• Written instruction:
Using the data below, gather each line that includes the word "回國預定".

• Items:
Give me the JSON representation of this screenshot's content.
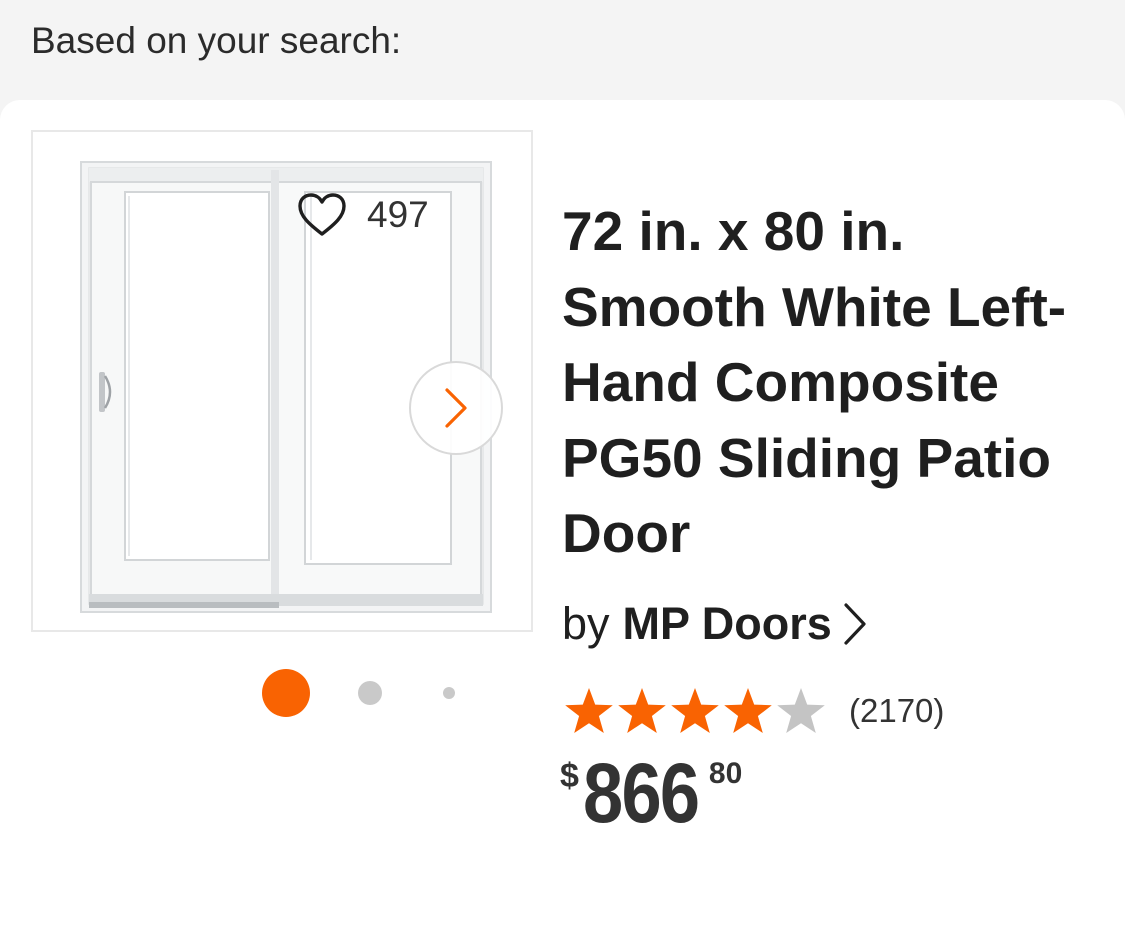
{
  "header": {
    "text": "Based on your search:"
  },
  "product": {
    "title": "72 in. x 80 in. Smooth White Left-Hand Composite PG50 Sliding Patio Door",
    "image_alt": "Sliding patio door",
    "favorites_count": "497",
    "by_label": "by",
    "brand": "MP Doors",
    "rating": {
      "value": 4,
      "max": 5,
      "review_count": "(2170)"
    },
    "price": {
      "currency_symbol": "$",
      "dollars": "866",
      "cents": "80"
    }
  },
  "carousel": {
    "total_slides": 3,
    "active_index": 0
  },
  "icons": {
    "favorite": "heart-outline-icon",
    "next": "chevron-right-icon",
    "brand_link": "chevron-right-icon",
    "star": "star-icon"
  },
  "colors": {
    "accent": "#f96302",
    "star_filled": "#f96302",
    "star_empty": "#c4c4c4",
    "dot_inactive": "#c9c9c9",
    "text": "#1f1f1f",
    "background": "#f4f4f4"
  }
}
--
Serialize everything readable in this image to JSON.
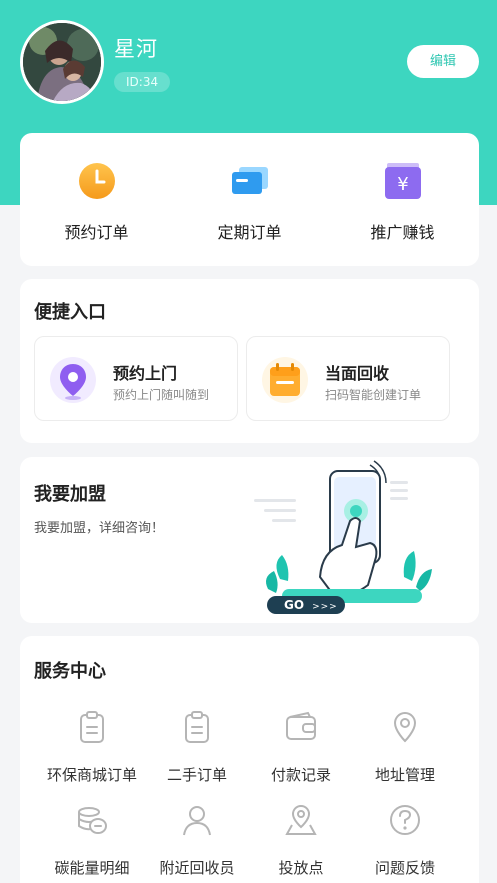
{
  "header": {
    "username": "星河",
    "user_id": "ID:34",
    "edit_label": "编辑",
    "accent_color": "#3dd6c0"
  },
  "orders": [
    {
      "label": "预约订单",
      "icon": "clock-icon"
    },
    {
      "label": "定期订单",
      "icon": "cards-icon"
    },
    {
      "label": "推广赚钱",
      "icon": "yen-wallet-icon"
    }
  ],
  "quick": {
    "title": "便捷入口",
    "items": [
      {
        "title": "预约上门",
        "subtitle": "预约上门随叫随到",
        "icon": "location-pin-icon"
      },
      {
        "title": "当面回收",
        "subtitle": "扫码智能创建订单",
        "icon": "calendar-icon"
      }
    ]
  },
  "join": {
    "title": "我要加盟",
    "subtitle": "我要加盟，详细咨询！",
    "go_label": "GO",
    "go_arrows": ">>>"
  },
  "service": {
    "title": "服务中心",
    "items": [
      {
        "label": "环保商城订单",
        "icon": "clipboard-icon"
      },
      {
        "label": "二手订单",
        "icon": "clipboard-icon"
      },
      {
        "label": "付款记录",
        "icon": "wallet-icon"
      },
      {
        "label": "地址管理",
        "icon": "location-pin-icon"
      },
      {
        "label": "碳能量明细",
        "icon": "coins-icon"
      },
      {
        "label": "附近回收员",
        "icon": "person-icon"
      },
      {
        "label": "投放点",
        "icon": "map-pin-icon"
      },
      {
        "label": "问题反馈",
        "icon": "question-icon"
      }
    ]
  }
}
...
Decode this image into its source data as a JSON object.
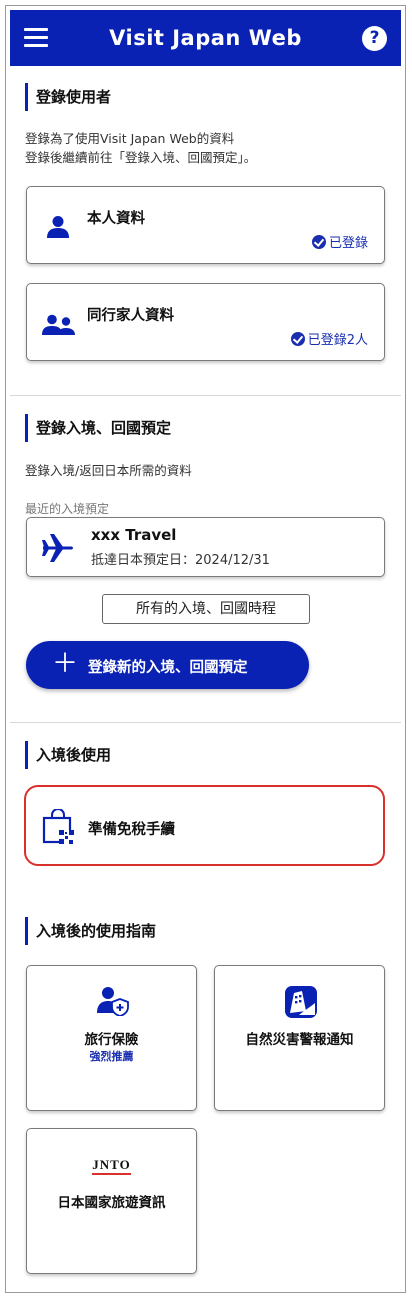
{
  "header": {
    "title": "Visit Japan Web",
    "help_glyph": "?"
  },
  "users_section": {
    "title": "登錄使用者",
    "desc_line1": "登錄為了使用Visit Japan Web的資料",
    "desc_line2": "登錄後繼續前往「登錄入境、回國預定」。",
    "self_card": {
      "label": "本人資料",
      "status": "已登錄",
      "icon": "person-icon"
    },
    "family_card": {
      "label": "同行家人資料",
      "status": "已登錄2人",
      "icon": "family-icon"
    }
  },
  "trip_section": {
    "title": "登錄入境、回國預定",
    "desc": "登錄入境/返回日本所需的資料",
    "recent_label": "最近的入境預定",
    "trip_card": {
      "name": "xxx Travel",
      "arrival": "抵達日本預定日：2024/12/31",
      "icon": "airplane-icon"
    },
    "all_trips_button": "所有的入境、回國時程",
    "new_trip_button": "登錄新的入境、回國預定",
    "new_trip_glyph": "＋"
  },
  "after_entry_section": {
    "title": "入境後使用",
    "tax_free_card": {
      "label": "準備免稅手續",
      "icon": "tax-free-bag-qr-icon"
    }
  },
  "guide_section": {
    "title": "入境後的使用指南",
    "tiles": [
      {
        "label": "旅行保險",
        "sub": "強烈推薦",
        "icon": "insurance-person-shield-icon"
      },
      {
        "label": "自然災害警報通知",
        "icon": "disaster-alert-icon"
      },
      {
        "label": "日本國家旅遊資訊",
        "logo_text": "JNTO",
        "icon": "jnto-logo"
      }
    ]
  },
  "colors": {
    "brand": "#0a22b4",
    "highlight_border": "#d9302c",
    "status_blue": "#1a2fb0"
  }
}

• Output of the exercise:
    "desc_line2": "登錄後繼續前往「登錄入境、回國預定」。",
    "title": "登錄入境、回國預定",
    "new_trip_button": "登錄新的入境、回國預定",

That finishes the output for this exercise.